Dataset entries on figures
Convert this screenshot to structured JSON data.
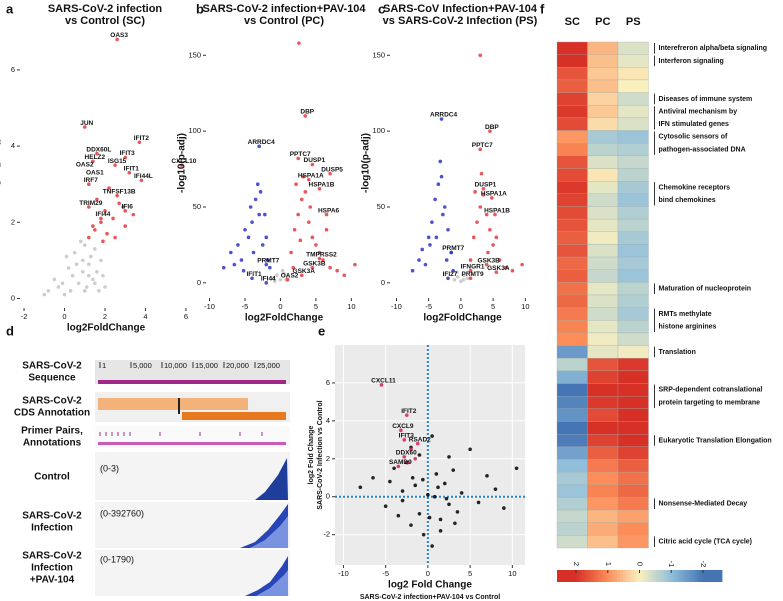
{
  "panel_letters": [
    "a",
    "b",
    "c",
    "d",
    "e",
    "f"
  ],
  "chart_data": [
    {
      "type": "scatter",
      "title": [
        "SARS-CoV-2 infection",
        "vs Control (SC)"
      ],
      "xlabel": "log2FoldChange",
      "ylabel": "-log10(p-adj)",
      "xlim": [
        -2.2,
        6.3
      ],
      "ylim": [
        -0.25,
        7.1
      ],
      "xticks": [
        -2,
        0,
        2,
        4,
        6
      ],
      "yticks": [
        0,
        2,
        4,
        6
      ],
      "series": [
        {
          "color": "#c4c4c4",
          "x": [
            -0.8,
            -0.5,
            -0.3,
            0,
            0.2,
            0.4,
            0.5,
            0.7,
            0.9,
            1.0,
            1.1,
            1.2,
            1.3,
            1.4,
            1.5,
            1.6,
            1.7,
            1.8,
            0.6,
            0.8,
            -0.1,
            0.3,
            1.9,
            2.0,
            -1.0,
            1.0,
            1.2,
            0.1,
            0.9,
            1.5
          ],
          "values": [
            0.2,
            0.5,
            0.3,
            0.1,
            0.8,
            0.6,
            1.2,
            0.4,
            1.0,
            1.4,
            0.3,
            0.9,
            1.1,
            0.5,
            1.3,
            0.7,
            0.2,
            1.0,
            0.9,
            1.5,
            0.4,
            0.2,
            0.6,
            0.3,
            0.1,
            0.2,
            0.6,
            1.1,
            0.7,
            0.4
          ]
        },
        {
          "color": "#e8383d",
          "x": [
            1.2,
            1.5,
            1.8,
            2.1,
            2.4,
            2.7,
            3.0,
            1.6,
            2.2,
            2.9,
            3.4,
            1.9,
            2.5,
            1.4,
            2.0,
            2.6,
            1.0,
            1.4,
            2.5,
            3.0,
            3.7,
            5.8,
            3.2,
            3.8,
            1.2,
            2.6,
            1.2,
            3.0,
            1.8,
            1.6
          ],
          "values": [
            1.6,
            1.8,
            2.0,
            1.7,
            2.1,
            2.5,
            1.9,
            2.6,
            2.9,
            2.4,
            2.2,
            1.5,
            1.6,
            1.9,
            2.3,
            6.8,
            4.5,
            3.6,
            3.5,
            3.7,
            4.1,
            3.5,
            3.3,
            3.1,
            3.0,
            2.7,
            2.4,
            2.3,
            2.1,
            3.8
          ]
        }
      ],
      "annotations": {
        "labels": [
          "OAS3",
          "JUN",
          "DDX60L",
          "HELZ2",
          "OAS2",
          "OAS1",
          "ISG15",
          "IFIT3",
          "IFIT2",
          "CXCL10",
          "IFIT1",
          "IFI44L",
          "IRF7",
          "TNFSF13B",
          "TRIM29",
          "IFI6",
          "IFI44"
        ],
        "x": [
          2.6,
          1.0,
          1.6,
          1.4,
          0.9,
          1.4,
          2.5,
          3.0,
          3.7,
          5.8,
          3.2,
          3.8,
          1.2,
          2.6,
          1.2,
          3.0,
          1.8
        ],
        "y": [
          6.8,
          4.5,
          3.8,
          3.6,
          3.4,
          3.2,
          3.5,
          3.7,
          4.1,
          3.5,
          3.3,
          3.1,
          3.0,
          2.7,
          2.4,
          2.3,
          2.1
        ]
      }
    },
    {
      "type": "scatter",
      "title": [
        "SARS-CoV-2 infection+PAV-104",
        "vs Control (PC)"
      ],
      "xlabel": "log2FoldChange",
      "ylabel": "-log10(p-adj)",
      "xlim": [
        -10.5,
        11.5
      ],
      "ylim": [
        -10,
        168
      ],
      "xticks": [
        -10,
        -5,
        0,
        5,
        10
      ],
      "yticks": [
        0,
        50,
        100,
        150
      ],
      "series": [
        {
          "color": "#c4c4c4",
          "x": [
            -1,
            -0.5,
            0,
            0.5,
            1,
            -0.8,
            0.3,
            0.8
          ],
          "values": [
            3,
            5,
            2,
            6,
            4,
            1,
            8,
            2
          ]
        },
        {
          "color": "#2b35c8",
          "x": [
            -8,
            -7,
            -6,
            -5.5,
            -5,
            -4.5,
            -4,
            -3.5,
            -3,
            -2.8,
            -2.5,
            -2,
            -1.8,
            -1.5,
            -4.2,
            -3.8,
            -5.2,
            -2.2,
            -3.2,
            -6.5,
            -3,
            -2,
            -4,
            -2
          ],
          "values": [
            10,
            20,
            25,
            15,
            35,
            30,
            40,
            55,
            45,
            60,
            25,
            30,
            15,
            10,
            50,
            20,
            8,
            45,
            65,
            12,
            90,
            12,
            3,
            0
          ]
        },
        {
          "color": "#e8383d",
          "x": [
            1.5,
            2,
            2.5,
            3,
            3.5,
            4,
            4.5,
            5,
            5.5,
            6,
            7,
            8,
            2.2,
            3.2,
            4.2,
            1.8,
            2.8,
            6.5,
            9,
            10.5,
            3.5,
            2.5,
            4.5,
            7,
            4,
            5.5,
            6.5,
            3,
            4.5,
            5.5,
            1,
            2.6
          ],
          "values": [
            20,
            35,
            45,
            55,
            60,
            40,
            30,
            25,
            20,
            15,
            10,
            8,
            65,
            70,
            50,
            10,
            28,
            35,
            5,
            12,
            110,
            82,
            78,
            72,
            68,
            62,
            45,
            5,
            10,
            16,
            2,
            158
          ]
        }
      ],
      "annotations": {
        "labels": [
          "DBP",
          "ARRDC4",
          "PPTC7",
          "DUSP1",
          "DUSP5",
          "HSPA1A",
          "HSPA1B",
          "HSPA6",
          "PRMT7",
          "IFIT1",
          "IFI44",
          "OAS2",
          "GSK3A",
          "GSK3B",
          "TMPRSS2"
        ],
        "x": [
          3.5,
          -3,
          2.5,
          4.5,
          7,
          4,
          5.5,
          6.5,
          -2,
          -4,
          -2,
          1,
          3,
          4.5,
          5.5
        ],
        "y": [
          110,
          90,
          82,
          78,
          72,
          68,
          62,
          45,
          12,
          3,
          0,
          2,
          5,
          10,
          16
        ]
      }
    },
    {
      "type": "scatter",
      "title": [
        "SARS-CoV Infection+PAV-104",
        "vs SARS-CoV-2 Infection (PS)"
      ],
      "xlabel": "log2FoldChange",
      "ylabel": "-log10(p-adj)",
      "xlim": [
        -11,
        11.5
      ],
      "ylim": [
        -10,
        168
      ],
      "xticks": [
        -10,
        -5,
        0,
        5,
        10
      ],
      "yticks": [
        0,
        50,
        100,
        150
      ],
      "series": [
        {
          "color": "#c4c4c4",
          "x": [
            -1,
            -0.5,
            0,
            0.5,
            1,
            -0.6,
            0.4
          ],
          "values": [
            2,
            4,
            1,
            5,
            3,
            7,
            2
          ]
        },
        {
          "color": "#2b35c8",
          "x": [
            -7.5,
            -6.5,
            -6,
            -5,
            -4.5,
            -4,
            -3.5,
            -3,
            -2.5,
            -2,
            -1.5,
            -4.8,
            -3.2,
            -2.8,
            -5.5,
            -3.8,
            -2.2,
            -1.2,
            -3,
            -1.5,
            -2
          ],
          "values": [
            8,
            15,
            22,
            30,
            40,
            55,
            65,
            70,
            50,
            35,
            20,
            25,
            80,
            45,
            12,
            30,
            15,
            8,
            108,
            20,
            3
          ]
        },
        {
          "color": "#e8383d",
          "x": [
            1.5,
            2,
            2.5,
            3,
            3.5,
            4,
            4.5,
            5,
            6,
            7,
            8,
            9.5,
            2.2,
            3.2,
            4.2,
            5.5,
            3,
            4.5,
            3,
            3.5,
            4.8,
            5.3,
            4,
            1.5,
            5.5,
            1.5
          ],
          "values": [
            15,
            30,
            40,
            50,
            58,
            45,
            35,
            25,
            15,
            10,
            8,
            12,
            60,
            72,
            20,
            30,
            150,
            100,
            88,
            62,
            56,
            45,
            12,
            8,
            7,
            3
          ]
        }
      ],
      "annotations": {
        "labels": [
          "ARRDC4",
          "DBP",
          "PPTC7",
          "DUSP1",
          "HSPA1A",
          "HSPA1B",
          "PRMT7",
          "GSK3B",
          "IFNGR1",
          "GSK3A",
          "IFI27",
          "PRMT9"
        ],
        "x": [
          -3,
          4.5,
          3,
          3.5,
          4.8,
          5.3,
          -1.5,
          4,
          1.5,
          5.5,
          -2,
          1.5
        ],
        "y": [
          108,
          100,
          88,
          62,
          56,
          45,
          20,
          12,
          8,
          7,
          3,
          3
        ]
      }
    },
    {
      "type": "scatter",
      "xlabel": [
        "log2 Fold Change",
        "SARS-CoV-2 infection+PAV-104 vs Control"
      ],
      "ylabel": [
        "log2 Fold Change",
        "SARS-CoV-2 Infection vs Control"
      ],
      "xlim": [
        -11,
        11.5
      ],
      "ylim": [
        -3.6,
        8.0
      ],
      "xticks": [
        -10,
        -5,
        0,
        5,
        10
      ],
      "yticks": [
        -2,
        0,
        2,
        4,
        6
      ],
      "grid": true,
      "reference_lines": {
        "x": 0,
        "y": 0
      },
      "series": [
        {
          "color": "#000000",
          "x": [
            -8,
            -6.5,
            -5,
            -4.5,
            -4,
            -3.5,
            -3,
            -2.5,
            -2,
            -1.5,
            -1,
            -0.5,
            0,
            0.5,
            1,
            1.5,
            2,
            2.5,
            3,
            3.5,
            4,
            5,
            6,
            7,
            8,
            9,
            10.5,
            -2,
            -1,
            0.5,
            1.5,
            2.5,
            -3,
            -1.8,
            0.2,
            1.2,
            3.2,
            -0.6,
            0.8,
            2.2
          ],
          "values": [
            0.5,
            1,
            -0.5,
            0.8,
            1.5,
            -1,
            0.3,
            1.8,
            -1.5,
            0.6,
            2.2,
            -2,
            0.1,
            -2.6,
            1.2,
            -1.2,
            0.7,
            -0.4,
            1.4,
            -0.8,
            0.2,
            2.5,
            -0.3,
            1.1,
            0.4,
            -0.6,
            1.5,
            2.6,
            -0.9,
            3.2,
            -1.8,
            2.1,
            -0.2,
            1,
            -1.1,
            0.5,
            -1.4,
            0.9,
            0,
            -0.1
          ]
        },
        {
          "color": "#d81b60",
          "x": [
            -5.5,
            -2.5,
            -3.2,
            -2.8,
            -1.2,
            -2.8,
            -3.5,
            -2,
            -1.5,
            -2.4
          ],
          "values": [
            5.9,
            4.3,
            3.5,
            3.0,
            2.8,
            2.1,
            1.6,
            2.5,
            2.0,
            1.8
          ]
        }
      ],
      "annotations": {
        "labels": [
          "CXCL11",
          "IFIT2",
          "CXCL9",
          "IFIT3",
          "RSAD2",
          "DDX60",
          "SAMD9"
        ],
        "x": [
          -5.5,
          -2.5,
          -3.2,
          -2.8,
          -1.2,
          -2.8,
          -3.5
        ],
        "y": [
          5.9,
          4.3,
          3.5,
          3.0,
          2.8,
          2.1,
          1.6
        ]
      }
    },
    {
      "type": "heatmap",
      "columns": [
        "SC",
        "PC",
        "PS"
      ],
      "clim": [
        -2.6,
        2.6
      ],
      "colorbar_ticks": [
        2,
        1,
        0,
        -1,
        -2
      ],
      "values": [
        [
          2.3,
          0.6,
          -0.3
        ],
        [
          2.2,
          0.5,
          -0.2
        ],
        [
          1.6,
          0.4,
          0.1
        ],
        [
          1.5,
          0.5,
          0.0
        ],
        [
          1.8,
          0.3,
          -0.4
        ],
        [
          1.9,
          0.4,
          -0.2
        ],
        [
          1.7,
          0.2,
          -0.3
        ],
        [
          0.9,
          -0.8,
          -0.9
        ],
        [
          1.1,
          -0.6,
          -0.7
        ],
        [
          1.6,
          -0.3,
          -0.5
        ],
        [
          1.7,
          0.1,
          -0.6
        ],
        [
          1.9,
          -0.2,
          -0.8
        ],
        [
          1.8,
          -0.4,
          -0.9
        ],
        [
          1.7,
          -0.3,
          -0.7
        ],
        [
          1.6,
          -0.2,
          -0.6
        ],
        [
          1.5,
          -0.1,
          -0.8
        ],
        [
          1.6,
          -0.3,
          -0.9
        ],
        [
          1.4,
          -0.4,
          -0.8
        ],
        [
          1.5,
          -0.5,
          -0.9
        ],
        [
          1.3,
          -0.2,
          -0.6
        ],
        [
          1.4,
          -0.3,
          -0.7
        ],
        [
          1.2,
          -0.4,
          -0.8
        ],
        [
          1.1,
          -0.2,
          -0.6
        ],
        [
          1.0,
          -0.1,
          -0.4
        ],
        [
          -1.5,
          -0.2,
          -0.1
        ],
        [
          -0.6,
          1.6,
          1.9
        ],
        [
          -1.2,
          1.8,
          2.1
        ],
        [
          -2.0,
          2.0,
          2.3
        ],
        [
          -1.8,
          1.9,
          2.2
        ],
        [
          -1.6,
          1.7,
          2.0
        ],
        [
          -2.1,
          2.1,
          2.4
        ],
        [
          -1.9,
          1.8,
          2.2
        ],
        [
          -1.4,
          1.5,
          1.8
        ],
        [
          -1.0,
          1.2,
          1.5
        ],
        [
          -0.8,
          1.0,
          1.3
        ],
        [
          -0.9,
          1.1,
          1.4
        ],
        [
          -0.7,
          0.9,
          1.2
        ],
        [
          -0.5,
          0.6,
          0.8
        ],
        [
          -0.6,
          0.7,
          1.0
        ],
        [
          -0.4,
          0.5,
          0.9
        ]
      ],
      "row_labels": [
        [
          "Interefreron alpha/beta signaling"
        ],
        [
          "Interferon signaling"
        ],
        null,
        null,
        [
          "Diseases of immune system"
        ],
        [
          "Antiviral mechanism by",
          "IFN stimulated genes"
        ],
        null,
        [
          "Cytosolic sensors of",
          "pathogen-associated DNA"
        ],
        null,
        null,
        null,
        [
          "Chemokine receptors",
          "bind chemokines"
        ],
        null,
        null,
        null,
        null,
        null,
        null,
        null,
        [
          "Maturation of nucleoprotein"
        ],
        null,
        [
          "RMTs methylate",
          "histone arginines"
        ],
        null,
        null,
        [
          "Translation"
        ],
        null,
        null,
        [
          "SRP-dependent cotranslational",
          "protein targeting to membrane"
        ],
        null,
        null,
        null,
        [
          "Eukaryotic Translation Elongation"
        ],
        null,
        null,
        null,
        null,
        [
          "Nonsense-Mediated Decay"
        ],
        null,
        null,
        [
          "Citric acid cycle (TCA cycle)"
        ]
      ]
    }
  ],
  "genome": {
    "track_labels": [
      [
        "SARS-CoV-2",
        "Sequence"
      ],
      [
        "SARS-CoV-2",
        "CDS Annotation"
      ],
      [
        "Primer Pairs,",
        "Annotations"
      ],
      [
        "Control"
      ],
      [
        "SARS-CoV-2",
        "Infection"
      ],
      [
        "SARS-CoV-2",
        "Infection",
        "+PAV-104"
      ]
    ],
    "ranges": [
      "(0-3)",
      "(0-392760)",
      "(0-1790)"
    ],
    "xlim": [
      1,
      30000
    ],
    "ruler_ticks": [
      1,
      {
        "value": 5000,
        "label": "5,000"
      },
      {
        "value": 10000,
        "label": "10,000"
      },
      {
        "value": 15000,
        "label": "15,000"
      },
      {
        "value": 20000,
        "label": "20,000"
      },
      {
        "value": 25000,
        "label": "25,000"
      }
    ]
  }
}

_EXERCISE PROMPT_.
The required answer is a single number: the count of lines in the entries that hold the string "signaling".

_THE COMPLETED TASK_.
2